**TASK DATA**
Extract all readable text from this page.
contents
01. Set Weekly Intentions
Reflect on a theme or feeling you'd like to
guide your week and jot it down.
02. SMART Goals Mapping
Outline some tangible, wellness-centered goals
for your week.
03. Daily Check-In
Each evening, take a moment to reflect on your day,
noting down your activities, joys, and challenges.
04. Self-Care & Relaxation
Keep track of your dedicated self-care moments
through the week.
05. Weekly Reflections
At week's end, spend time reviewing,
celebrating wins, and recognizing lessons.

**WORK TO DO**
Lines in the records that hold the word "down" are to be counted; give only the total.

**EXPECTED ANSWER**
2